§ Your objective
Restate the entries below verbatim.

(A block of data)
────────────────

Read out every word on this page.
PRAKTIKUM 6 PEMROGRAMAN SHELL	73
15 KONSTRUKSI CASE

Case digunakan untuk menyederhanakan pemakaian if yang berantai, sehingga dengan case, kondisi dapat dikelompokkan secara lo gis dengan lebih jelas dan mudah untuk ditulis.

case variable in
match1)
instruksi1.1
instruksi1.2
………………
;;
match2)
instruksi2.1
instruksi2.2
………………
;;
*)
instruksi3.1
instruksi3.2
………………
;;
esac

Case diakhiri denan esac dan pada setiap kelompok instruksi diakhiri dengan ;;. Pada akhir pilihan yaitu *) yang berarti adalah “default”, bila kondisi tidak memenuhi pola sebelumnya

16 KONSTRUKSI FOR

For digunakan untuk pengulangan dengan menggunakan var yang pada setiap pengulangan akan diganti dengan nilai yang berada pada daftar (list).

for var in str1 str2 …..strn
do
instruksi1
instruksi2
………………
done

────────────────

§ Output
Read out every word on this page.
PRAKTIKUM 6 PEMROGRAMAN SHELL	73
15 KONSTRUKSI CASE

Case digunakan untuk menyederhanakan pemakaian if yang berantai, sehingga dengan case, kondisi dapat dikelompokkan secara lo gis dengan lebih jelas dan mudah untuk ditulis.

case variable in
match1)
instruksi1.1
instruksi1.2
………………
;;
match2)
instruksi2.1
instruksi2.2
………………
;;
*)
instruksi3.1
instruksi3.2
………………
;;
esac

Case diakhiri denan esac dan pada setiap kelompok instruksi diakhiri dengan ;;. Pada akhir pilihan yaitu *) yang berarti adalah “default”, bila kondisi tidak memenuhi pola sebelumnya

16 KONSTRUKSI FOR

For digunakan untuk pengulangan dengan menggunakan var yang pada setiap pengulangan akan diganti dengan nilai yang berada pada daftar (list).

for var in str1 str2 …..strn
do
instruksi1
instruksi2
………………
done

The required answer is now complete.